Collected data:

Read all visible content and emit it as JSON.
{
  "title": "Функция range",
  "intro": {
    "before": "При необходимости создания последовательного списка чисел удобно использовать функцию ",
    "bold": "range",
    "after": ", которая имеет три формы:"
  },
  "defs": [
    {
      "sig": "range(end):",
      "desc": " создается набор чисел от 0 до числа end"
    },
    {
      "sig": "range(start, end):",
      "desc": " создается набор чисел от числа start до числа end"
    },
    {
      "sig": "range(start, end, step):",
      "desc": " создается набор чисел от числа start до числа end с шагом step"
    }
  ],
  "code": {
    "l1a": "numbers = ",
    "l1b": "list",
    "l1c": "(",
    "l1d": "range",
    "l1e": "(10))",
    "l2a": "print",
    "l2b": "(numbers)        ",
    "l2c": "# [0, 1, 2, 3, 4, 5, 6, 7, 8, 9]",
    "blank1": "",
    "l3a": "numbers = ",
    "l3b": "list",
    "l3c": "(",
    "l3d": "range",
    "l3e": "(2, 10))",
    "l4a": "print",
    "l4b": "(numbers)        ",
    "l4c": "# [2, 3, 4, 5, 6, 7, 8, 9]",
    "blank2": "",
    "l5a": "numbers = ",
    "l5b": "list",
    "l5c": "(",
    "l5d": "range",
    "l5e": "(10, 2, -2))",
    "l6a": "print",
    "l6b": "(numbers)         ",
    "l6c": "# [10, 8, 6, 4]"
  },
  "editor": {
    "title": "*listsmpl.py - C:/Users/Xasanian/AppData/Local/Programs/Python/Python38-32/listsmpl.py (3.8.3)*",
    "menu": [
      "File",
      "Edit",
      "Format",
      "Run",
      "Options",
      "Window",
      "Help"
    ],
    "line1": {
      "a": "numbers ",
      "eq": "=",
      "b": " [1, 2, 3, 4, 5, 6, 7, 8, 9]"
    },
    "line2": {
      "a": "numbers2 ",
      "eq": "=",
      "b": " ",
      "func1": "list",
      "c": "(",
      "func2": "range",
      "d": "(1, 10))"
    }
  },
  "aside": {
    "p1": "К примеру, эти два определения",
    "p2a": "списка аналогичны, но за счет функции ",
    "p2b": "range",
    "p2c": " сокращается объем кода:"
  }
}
...
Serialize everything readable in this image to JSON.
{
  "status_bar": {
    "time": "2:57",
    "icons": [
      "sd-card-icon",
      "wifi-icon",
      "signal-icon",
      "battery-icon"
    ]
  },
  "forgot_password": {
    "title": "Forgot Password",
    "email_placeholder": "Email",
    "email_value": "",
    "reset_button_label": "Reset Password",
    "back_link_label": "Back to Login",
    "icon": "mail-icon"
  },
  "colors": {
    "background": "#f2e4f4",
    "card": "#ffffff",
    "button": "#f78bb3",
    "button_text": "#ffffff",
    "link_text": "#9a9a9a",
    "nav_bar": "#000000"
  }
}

(Aim) List each line holding the string "создается".

(Solved exercise)
      "desc": " создается набор чисел от 0 до числа end"
      "desc": " создается набор чисел от числа start до числа end"
      "desc": " создается набор чисел от числа start до числа end с шагом step"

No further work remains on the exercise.